- **Given task**
Transcribe, word for word, the line containing "Transcribe this image's" and each line following it through the end of the listing below. Omit all other lines.

[Stored data]

========================================

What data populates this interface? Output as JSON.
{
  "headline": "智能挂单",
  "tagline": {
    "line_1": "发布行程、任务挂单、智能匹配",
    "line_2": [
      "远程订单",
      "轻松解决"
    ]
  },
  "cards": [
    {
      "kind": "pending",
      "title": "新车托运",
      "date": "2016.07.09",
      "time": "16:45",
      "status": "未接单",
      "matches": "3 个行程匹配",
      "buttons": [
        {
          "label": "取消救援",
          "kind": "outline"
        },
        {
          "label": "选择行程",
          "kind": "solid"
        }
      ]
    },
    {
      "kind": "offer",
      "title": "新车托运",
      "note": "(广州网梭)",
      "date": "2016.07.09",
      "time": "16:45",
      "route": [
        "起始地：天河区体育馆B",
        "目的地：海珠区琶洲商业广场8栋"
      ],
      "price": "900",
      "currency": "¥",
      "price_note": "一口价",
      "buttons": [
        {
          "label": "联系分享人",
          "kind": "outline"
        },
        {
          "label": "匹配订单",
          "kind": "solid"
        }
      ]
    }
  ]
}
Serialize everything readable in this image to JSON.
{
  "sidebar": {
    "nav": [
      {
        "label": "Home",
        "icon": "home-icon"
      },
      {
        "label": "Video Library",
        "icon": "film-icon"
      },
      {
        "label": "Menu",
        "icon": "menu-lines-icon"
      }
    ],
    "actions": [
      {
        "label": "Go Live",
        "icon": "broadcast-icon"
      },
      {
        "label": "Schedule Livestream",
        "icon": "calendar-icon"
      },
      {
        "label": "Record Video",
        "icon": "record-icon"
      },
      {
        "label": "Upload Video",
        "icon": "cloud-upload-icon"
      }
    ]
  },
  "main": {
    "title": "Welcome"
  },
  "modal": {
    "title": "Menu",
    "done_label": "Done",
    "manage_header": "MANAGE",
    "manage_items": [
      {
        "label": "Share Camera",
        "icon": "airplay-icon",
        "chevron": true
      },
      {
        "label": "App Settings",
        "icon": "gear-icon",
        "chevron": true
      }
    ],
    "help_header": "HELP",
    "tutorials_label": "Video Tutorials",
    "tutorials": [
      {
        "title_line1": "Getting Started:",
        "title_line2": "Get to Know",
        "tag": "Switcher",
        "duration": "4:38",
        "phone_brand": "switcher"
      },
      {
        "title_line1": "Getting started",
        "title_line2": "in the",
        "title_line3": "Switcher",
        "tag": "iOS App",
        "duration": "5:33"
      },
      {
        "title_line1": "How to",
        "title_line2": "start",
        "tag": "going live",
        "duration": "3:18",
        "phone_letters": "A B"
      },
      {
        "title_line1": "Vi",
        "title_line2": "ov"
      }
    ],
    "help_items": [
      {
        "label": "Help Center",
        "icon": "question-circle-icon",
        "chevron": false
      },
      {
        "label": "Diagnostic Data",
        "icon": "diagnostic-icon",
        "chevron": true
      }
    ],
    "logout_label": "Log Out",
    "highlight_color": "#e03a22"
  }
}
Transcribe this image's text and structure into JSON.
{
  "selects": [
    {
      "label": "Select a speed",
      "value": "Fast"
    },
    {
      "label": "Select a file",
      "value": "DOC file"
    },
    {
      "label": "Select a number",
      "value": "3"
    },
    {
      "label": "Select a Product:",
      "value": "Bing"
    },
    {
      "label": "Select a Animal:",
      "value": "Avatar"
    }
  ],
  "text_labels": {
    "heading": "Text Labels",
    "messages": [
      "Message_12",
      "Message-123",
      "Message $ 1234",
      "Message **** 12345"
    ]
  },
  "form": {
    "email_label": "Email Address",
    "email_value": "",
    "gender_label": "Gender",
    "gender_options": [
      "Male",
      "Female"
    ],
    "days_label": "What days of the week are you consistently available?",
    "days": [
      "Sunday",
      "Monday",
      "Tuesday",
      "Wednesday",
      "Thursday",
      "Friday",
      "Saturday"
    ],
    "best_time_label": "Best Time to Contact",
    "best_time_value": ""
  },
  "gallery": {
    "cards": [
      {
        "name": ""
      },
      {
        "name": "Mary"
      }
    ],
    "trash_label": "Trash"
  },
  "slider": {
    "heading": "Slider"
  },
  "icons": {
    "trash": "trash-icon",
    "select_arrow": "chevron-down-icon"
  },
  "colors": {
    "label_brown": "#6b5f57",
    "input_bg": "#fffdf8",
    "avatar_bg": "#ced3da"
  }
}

========================================

- **Solution below**
Transcribe this image's text and structure into JSON.
{
  "selects": [
    {
      "label": "Select a speed",
      "value": "Fast"
    },
    {
      "label": "Select a file",
      "value": "DOC file"
    },
    {
      "label": "Select a number",
      "value": "3"
    },
    {
      "label": "Select a Product:",
      "value": "Bing"
    },
    {
      "label": "Select a Animal:",
      "value": "Avatar"
    }
  ],
  "text_labels": {
    "heading": "Text Labels",
    "messages": [
      "Message_12",
      "Message-123",
      "Message $ 1234",
      "Message **** 12345"
    ]
  },
  "form": {
    "email_label": "Email Address",
    "email_value": "",
    "gender_label": "Gender",
    "gender_options": [
      "Male",
      "Female"
    ],
    "days_label": "What days of the week are you consistently available?",
    "days": [
      "Sunday",
      "Monday",
      "Tuesday",
      "Wednesday",
      "Thursday",
      "Friday",
      "Saturday"
    ],
    "best_time_label": "Best Time to Contact",
    "best_time_value": ""
  },
  "gallery": {
    "cards": [
      {
        "name": ""
      },
      {
        "name": "Mary"
      }
    ],
    "trash_label": "Trash"
  },
  "slider": {
    "heading": "Slider"
  },
  "icons": {
    "trash": "trash-icon",
    "select_arrow": "chevron-down-icon"
  },
  "colors": {
    "label_brown": "#6b5f57",
    "input_bg": "#fffdf8",
    "avatar_bg": "#ced3da"
  }
}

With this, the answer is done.